• _Given problem_: Work through the data and report how many lines include the string "stderr", giving the number alone.

• _Material shown_:
Begin
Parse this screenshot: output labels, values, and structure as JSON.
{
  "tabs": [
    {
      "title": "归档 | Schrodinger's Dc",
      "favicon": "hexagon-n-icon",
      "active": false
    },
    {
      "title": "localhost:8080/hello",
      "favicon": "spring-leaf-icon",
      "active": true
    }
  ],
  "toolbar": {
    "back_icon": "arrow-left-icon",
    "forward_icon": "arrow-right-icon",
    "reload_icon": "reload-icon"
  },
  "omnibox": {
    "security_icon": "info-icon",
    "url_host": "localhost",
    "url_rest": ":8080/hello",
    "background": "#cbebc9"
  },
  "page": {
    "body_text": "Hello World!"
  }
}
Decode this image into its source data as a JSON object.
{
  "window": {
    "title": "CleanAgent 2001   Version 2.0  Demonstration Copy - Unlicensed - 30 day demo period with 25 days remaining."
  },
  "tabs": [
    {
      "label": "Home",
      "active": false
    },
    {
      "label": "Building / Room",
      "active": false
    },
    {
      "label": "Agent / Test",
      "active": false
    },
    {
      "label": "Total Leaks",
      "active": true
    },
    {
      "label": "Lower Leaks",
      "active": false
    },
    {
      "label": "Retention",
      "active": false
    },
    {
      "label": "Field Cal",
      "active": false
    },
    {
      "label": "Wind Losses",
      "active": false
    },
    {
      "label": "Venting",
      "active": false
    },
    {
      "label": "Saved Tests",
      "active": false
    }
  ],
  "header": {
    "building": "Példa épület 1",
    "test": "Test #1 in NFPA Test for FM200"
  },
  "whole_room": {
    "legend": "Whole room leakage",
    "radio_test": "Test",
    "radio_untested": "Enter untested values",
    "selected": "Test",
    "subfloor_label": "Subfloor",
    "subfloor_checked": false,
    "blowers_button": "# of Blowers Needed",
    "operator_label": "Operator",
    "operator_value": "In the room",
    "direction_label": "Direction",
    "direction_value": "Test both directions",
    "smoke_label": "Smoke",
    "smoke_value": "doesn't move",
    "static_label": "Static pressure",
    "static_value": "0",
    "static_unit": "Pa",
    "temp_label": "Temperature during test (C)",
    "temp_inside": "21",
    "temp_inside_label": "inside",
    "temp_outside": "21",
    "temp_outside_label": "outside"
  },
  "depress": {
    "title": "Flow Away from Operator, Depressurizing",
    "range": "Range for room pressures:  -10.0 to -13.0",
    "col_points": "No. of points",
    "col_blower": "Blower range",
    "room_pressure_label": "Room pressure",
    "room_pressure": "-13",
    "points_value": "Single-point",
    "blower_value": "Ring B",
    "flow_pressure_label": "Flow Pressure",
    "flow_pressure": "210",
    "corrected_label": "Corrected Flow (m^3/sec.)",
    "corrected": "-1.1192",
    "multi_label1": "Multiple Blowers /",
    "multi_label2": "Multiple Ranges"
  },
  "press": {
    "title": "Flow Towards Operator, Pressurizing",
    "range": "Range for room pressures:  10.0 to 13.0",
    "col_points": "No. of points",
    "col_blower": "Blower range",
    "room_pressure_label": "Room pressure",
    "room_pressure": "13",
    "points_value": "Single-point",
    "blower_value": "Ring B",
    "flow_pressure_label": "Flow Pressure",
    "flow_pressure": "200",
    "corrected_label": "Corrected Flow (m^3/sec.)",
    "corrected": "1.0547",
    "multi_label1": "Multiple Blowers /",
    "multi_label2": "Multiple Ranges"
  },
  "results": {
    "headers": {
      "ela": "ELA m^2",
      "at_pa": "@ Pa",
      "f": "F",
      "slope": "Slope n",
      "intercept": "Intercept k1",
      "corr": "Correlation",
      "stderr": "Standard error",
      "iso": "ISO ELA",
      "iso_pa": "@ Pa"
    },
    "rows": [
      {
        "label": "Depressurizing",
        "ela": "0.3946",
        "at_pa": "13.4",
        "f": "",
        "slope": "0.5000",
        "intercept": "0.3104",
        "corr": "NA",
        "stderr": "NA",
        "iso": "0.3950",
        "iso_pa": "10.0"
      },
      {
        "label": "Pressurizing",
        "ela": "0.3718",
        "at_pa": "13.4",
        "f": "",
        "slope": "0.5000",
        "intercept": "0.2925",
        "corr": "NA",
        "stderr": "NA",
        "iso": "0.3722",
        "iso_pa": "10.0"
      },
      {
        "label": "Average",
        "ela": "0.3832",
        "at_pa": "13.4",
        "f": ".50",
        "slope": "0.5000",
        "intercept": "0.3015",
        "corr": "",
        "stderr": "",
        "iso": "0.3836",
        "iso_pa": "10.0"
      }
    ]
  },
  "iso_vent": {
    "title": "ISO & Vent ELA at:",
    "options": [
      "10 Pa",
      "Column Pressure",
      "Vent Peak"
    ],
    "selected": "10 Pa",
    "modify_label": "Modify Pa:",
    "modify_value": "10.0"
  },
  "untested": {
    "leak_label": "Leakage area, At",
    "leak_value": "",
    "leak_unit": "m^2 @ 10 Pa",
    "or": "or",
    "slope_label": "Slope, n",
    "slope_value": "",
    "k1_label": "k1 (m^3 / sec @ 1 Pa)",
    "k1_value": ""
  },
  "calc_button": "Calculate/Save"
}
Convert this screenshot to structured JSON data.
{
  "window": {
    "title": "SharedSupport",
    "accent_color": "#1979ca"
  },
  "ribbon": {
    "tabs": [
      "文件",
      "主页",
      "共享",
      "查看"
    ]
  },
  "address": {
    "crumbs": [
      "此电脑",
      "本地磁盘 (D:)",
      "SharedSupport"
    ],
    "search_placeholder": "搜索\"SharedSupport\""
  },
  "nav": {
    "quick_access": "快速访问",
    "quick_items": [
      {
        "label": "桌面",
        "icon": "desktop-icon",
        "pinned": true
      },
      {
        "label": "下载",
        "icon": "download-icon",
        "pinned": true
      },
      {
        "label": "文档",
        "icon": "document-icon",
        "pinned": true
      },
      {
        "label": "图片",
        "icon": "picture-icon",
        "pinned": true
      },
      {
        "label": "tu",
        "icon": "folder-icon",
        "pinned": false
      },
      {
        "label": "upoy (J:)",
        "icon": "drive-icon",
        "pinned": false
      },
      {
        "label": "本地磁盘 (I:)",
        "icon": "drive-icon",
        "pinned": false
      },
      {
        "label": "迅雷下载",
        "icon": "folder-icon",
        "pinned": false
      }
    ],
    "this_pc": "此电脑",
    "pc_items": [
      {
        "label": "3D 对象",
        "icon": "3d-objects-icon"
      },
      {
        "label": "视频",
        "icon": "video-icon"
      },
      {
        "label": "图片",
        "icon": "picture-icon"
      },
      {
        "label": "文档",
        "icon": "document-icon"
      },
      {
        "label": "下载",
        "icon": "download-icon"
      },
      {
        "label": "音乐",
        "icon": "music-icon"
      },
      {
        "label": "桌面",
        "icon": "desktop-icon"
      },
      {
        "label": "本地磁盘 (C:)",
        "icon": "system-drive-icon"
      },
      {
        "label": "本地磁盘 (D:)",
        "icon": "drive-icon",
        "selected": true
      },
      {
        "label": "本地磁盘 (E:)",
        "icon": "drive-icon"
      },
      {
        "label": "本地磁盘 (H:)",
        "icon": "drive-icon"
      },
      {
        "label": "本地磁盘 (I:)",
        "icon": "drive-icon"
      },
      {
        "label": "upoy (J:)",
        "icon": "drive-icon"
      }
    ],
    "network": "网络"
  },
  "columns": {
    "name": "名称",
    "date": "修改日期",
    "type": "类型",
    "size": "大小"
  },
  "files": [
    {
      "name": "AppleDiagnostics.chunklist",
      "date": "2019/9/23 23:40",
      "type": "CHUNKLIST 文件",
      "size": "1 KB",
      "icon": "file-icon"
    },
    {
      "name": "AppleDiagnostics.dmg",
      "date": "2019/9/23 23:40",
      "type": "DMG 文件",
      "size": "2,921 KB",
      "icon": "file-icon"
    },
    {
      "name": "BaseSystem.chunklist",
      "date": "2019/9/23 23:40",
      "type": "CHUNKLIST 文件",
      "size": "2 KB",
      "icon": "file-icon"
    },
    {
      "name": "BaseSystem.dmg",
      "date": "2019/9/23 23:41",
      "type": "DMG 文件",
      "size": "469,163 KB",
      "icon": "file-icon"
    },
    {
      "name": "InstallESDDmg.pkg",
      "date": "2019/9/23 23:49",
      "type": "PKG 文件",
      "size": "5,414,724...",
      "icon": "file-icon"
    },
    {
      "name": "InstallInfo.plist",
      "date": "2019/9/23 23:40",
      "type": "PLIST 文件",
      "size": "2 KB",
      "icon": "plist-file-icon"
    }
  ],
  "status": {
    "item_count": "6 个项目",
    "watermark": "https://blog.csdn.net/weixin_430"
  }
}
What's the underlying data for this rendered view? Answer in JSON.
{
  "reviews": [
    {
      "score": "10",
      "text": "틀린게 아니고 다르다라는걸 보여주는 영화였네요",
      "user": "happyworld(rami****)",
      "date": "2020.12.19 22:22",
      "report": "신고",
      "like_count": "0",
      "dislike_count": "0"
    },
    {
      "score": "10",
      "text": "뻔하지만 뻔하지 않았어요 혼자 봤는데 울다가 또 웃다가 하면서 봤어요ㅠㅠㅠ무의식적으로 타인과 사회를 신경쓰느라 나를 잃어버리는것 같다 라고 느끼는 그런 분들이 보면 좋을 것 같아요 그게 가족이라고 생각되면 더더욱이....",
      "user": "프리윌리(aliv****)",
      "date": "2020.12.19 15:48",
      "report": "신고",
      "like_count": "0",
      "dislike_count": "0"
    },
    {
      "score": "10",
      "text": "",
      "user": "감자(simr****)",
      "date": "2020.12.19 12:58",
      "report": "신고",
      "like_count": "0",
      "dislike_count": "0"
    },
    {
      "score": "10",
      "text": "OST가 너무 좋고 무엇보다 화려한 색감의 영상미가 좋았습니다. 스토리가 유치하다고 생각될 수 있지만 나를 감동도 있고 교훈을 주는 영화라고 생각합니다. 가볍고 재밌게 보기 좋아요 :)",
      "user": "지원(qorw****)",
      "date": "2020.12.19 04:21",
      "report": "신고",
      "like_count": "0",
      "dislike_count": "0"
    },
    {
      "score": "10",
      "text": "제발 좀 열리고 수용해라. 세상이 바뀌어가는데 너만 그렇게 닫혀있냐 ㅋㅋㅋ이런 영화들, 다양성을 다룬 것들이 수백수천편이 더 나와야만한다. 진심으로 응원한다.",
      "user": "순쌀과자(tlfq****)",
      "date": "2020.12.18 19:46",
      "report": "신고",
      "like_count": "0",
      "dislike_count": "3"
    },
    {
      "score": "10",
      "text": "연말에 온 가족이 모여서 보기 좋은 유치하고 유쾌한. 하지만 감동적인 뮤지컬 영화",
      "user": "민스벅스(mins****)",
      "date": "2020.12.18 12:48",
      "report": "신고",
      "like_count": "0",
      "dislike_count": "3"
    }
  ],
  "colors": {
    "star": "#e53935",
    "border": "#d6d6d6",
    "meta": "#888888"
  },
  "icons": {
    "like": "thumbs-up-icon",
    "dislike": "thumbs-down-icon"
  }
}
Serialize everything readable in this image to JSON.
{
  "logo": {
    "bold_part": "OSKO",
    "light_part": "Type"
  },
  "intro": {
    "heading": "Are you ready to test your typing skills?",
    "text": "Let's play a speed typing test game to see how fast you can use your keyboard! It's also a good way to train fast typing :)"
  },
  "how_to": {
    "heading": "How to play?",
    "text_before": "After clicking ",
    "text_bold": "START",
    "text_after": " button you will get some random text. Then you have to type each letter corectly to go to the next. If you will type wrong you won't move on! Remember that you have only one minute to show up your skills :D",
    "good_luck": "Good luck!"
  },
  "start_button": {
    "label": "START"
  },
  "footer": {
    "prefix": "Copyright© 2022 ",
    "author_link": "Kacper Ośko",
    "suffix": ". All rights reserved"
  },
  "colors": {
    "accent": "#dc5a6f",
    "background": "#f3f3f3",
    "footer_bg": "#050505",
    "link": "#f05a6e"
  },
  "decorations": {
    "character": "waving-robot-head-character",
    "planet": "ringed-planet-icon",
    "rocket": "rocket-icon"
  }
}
End
• _Solution for this exercise_: 4